→ **EXERCISE AIM**: Locate the string "государственных" in the records below. Copy every line where it occurs.
· · ·
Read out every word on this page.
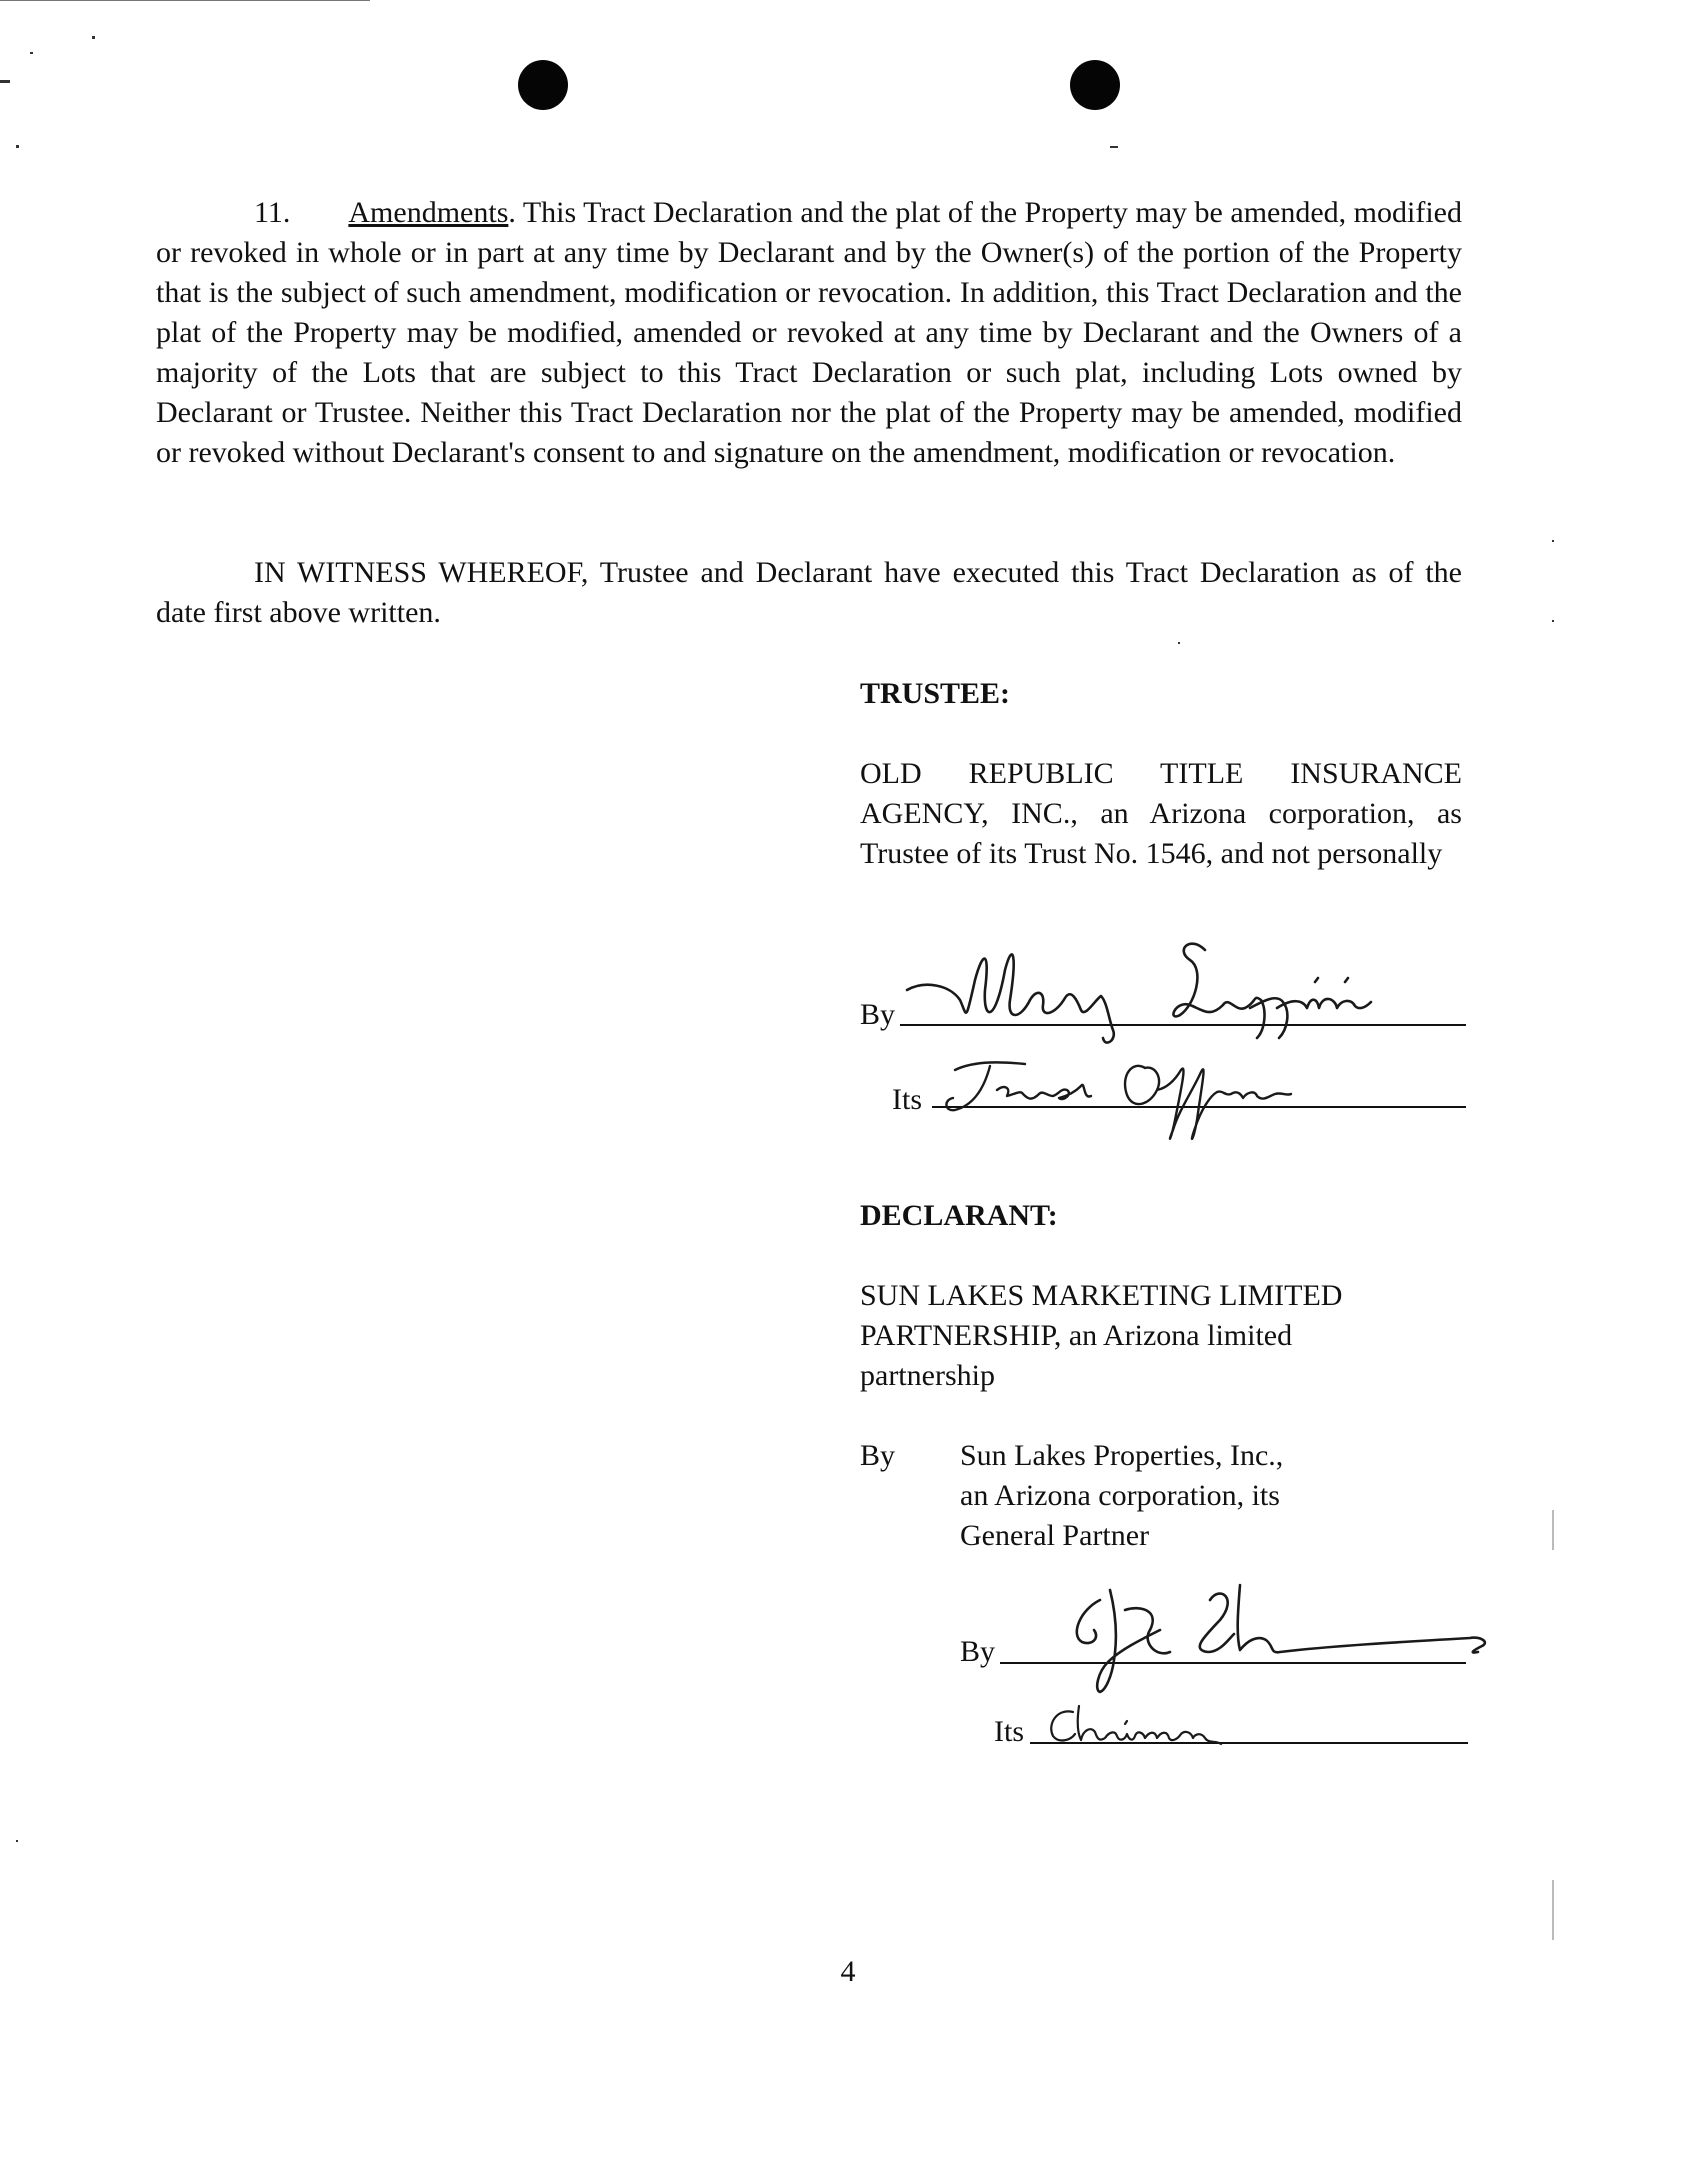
11. Amendments. This Tract Declaration and the plat of the Property may be amended, modified or revoked in whole or in part at any time by Declarant and by the Owner(s) of the portion of the Property that is the subject of such amendment, modification or revocation. In addition, this Tract Declaration and the plat of the Property may be modified, amended or revoked at any time by Declarant and the Owners of a majority of the Lots that are subject to this Tract Declaration or such plat, including Lots owned by Declarant or Trustee. Neither this Tract Declaration nor the plat of the Property may be amended, modified or revoked without Declarant's consent to and signature on the amendment, modification or revocation.
IN WITNESS WHEREOF, Trustee and Declarant have executed this Tract Declaration as of the date first above written.
TRUSTEE:
OLD REPUBLIC TITLE INSURANCE AGENCY, INC., an Arizona corporation, as Trustee of its Trust No. 1546, and not personally
By
Its
DECLARANT:
SUN LAKES MARKETING LIMITED PARTNERSHIP, an Arizona limited partnership
By Sun Lakes Properties, Inc.,
an Arizona corporation, its
General Partner
By
Its
4
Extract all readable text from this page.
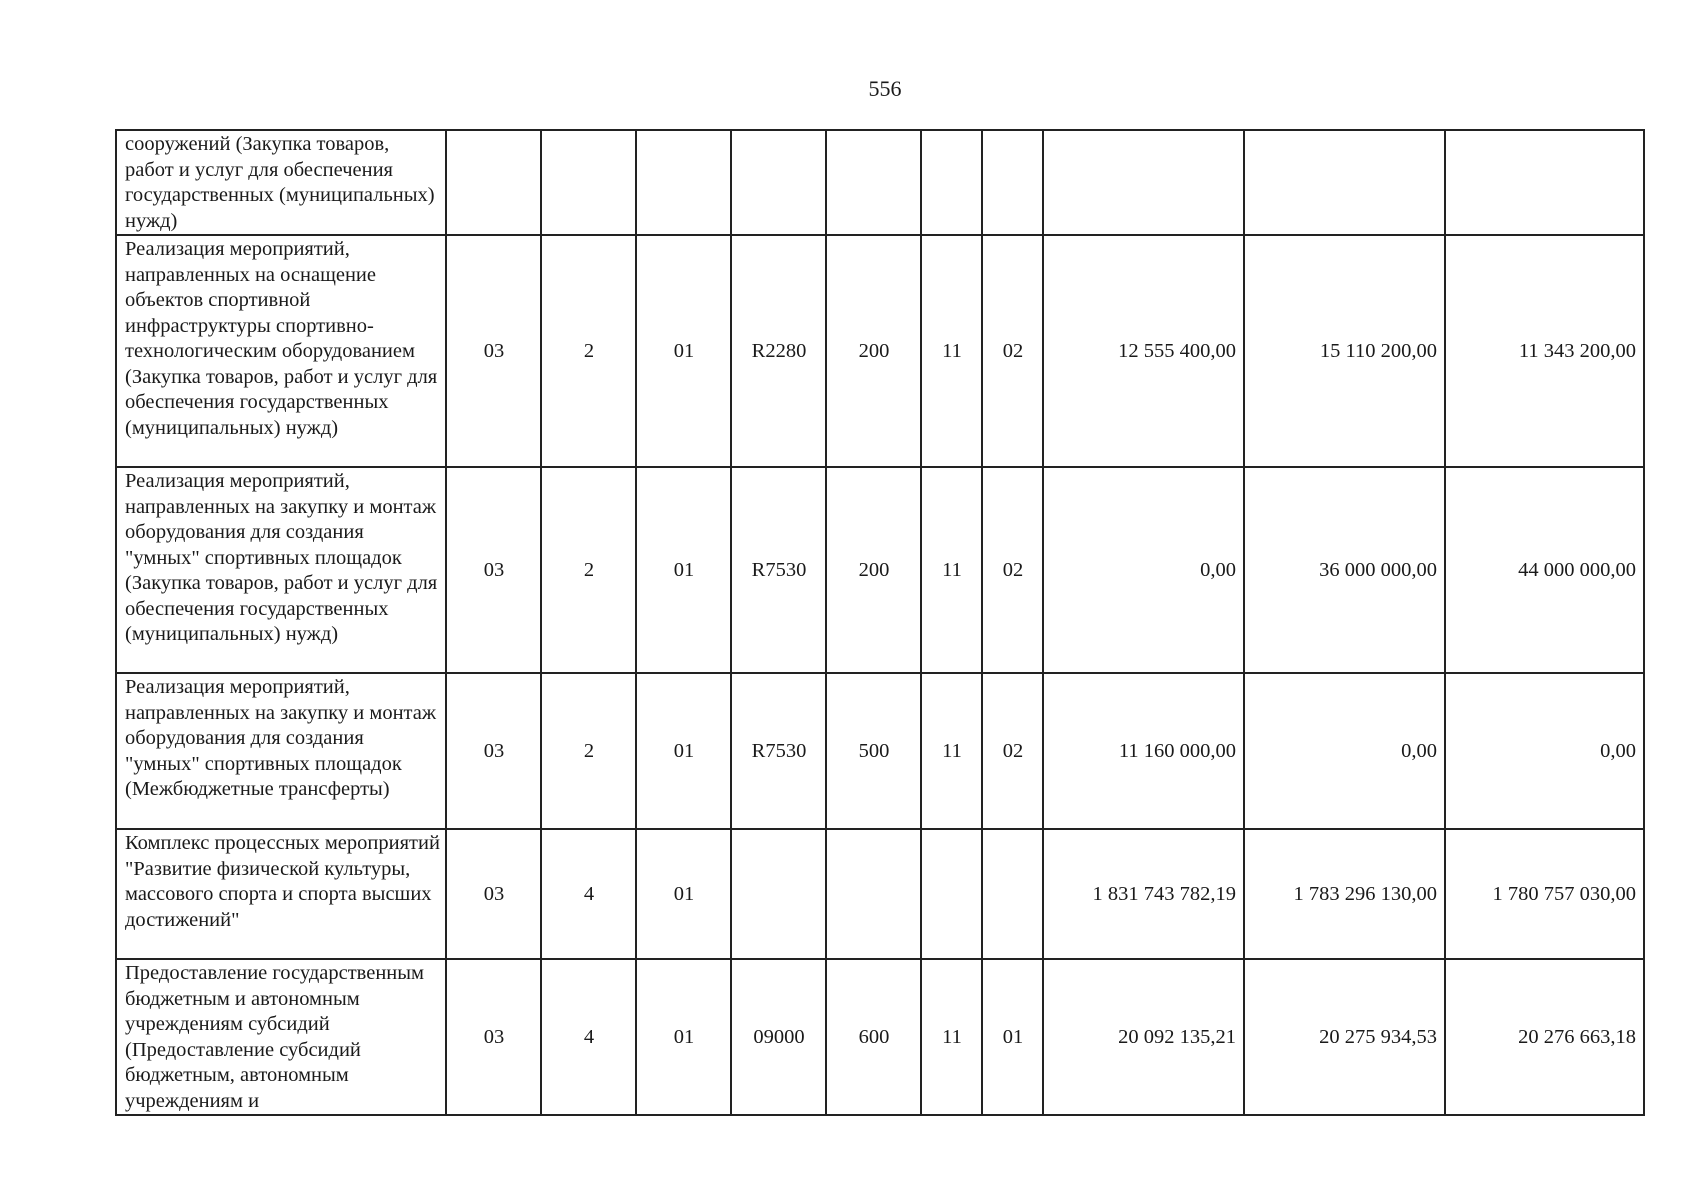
556
сооружений (Закупка товаров, работ и услуг для обеспечения государственных (муниципальных) нужд)										
Реализация мероприятий, направленных на оснащение объектов спортивной инфраструктуры спортивно-технологическим оборудованием (Закупка товаров, работ и услуг для обеспечения государственных (муниципальных) нужд)	03	2	01	R2280	200	11	02	12 555 400,00	15 110 200,00	11 343 200,00
Реализация мероприятий, направленных на закупку и монтаж оборудования для создания "умных" спортивных площадок (Закупка товаров, работ и услуг для обеспечения государственных (муниципальных) нужд)	03	2	01	R7530	200	11	02	0,00	36 000 000,00	44 000 000,00
Реализация мероприятий, направленных на закупку и монтаж оборудования для создания "умных" спортивных площадок (Межбюджетные трансферты)	03	2	01	R7530	500	11	02	11 160 000,00	0,00	0,00
Комплекс процессных мероприятий "Развитие физической культуры, массового спорта и спорта высших достижений"	03	4	01					1 831 743 782,19	1 783 296 130,00	1 780 757 030,00
Предоставление государственным бюджетным и автономным учреждениям субсидий (Предоставление субсидий бюджетным, автономным учреждениям и	03	4	01	09000	600	11	01	20 092 135,21	20 275 934,53	20 276 663,18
· · ·
→ **REPLY TO THE TASK**:
сооружений (Закупка товаров, работ и услуг для обеспечения государственных (муниципальных) нужд)										
Реализация мероприятий, направленных на оснащение объектов спортивной инфраструктуры спортивно-технологическим оборудованием (Закупка товаров, работ и услуг для обеспечения государственных (муниципальных) нужд)	03	2	01	R2280	200	11	02	12 555 400,00	15 110 200,00	11 343 200,00
Реализация мероприятий, направленных на закупку и монтаж оборудования для создания "умных" спортивных площадок (Закупка товаров, работ и услуг для обеспечения государственных (муниципальных) нужд)	03	2	01	R7530	200	11	02	0,00	36 000 000,00	44 000 000,00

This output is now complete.